— Begin WORKING DATA —

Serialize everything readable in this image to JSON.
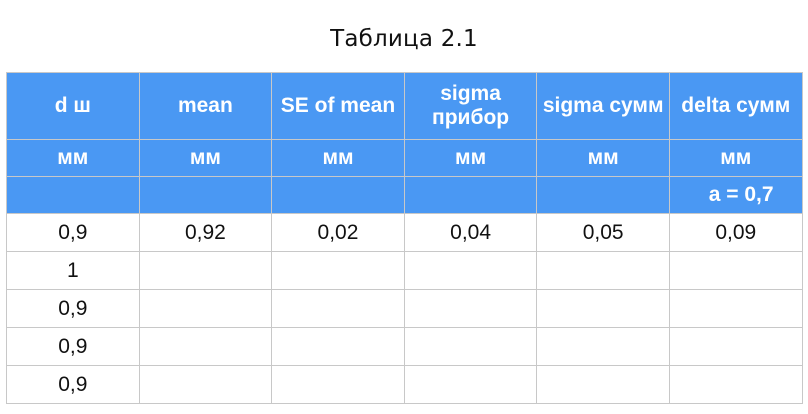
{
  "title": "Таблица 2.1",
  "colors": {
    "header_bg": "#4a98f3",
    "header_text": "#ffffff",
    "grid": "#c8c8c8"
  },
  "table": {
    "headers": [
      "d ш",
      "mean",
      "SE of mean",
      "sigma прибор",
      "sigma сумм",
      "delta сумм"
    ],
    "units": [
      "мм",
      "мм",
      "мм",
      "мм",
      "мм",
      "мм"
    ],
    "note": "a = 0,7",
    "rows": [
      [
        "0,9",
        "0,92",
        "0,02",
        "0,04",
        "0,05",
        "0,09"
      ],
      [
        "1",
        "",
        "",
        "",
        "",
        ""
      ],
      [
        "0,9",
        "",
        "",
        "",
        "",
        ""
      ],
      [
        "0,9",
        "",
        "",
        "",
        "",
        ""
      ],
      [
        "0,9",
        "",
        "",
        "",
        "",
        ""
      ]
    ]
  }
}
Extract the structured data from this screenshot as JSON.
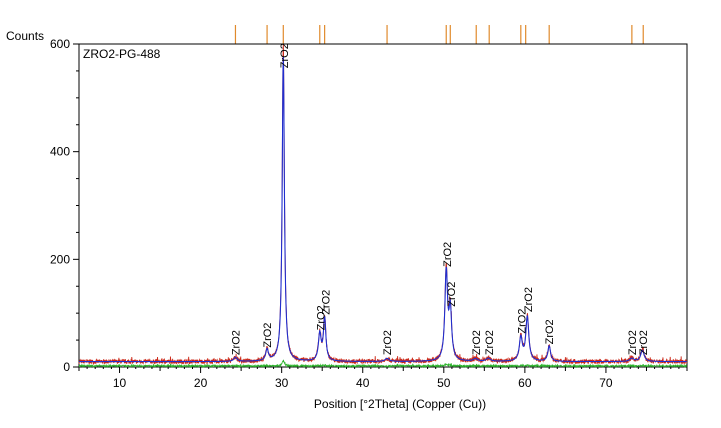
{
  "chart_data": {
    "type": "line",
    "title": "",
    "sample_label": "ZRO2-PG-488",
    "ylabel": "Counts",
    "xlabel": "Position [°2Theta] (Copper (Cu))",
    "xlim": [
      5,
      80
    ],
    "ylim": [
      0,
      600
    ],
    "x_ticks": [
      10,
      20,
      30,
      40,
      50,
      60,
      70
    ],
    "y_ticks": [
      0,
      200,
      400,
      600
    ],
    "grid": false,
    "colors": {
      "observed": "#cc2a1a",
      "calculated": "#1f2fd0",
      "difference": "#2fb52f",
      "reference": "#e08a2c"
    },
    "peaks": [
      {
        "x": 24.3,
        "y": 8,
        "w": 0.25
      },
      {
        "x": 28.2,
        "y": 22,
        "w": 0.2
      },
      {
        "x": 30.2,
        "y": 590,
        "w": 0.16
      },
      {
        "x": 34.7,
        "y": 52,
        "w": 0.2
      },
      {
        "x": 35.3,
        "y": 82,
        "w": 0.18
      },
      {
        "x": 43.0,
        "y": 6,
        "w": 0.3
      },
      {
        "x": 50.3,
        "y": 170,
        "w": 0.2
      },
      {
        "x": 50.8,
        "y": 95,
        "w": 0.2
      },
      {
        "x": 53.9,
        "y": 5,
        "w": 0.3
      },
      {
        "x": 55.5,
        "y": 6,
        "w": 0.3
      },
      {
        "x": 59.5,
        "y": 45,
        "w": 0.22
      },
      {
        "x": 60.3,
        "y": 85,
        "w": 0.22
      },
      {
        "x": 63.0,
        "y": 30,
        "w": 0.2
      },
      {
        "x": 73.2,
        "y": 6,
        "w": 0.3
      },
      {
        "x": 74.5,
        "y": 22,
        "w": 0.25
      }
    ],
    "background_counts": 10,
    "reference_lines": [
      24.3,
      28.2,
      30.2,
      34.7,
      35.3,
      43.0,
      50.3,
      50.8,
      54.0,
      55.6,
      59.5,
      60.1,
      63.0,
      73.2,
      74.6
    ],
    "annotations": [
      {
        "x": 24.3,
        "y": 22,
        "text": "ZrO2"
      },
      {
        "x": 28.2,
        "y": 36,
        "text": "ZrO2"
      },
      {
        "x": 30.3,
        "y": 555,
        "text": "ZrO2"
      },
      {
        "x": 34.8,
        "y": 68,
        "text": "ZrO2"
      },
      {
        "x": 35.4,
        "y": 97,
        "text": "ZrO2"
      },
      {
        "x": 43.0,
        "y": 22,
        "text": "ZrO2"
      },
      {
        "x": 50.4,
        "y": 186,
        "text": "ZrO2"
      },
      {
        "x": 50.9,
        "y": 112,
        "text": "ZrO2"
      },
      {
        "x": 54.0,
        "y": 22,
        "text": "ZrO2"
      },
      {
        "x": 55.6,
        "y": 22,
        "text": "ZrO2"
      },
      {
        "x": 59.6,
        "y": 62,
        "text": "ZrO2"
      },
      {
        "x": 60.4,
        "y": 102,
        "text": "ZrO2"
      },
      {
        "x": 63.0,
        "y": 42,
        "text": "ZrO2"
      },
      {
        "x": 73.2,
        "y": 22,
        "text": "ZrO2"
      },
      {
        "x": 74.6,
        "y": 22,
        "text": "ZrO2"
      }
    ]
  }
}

— End WORKING DATA —

## EXERCISE DETAILS
Collect the lines of the records that include the string "this".

## EXERCISE OUTPUT
Serialize everything readable in this image to JSON.
Extract the structured data from this screenshot as JSON.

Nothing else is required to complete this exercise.